WHAT IS ASKED
Using the entries that follow, collect the lines where the word "nSimulator" appears.

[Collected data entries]

╔══

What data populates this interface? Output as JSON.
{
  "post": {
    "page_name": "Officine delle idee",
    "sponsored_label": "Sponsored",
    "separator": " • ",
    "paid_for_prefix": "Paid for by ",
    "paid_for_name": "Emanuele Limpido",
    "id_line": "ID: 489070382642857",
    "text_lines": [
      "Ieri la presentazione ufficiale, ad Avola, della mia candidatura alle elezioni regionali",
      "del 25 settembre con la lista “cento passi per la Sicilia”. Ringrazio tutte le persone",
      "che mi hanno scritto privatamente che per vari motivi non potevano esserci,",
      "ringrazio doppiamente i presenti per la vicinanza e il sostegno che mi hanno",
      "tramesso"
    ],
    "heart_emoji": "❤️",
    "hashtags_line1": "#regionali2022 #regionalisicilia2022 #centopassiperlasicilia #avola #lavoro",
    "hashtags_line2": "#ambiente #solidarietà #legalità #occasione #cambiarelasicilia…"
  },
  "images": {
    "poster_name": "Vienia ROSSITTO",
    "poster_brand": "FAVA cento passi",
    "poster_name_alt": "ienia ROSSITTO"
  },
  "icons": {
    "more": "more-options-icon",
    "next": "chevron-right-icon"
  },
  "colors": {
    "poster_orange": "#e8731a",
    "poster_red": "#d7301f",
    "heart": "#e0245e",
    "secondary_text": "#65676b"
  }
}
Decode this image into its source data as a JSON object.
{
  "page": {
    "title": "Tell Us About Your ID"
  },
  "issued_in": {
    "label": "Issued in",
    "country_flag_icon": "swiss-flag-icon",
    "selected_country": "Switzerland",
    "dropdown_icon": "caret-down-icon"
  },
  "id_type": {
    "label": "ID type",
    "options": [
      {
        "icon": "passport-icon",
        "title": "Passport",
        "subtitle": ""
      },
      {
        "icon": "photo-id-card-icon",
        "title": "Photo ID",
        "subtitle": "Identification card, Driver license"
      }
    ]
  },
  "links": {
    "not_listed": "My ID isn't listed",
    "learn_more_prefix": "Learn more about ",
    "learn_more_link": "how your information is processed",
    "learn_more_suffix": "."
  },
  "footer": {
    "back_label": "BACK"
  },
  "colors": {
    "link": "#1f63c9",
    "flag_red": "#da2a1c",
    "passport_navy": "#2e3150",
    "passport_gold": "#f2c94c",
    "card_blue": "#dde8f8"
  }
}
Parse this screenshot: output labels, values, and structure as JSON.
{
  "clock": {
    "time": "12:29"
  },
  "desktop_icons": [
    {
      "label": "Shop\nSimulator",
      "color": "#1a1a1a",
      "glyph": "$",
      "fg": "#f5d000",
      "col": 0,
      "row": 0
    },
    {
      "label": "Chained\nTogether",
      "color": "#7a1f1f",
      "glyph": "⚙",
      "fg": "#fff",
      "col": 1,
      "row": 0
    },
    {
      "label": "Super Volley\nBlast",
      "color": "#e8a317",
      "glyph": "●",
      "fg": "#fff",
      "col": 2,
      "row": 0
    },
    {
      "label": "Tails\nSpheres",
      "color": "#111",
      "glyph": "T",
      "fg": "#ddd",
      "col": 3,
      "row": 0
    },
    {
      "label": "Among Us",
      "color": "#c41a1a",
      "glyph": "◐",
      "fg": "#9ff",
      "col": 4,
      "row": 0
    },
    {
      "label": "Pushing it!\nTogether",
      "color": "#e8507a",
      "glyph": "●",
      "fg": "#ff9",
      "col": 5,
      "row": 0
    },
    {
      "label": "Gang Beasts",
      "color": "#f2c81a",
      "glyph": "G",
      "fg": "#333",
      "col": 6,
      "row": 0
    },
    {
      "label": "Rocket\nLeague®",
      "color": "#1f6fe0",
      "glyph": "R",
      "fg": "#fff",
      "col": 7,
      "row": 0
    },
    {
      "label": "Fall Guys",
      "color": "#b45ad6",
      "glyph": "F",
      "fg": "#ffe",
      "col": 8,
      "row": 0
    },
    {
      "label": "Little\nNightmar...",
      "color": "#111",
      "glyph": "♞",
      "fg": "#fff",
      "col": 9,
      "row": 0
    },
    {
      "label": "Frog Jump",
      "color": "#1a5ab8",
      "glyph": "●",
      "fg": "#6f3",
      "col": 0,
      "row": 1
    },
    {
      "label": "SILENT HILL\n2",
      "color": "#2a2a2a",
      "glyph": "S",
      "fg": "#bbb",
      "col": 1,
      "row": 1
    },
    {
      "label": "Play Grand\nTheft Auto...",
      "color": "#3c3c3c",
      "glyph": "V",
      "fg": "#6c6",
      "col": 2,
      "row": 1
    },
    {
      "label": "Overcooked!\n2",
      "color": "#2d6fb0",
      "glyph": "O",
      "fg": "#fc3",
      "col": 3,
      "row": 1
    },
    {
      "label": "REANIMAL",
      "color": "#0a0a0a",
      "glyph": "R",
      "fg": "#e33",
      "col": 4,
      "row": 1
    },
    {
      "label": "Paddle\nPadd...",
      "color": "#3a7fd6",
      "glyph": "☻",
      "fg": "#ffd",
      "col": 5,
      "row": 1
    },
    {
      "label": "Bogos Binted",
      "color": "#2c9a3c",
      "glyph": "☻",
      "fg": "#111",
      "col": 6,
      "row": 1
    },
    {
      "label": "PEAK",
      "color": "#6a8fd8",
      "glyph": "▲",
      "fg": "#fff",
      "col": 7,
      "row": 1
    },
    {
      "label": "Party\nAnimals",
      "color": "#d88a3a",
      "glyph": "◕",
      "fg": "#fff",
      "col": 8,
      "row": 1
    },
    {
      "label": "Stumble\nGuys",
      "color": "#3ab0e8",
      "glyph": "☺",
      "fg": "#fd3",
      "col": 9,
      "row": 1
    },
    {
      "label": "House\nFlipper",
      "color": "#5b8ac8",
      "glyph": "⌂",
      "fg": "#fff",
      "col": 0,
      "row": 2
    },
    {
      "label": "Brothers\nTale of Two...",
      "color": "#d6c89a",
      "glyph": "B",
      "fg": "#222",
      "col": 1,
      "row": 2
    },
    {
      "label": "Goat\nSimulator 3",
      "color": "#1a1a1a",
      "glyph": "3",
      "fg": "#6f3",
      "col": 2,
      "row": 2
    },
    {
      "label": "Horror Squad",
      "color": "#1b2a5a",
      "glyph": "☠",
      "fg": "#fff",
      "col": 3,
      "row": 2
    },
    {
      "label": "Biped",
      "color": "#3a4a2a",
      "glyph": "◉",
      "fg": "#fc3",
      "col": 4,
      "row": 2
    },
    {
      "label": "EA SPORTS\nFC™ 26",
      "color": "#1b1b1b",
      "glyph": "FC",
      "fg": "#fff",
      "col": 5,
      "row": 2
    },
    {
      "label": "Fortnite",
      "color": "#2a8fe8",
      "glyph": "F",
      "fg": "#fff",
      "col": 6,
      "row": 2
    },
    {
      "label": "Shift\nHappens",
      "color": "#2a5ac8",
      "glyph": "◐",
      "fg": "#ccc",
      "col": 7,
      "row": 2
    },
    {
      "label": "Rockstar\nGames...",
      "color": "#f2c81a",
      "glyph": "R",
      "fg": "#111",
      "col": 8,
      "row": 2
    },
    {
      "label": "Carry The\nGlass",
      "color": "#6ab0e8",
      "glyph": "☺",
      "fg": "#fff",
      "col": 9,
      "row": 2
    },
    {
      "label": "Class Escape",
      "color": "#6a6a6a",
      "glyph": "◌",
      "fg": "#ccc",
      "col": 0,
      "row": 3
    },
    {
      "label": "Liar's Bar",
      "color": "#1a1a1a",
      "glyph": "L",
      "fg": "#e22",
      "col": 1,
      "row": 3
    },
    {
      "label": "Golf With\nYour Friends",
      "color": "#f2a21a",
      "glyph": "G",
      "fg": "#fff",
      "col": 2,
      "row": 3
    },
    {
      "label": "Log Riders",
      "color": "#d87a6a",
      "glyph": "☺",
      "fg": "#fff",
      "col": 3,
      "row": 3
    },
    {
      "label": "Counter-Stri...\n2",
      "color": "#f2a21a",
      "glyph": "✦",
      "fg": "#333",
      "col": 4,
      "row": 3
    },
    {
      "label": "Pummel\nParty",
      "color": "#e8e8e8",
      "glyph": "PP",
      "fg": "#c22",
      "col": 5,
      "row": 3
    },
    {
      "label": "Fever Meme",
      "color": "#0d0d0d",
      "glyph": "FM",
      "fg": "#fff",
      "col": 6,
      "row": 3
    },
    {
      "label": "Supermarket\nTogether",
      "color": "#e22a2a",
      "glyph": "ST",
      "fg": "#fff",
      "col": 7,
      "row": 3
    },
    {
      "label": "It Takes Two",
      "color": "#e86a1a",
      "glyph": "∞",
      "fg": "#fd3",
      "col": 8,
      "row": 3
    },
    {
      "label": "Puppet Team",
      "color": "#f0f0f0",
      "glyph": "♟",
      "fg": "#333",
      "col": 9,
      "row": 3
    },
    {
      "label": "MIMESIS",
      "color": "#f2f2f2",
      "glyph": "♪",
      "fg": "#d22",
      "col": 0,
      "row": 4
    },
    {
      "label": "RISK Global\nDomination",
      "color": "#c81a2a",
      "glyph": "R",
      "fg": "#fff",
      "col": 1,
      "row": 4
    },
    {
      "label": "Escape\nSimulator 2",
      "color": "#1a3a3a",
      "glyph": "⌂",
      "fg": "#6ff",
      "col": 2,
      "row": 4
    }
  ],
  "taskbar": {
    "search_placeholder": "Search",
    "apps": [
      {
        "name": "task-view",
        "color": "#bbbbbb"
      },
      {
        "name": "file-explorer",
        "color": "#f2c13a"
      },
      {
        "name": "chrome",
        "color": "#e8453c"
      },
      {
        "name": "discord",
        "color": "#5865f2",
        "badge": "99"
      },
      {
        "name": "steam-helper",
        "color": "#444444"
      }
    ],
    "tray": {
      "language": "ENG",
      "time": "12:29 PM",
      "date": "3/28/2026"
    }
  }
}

╚══

ANSWER TO THIS PROBLEM
      "label": "Shop\nSimulator",
      "label": "Goat\nSimulator 3",
      "label": "Escape\nSimulator 2",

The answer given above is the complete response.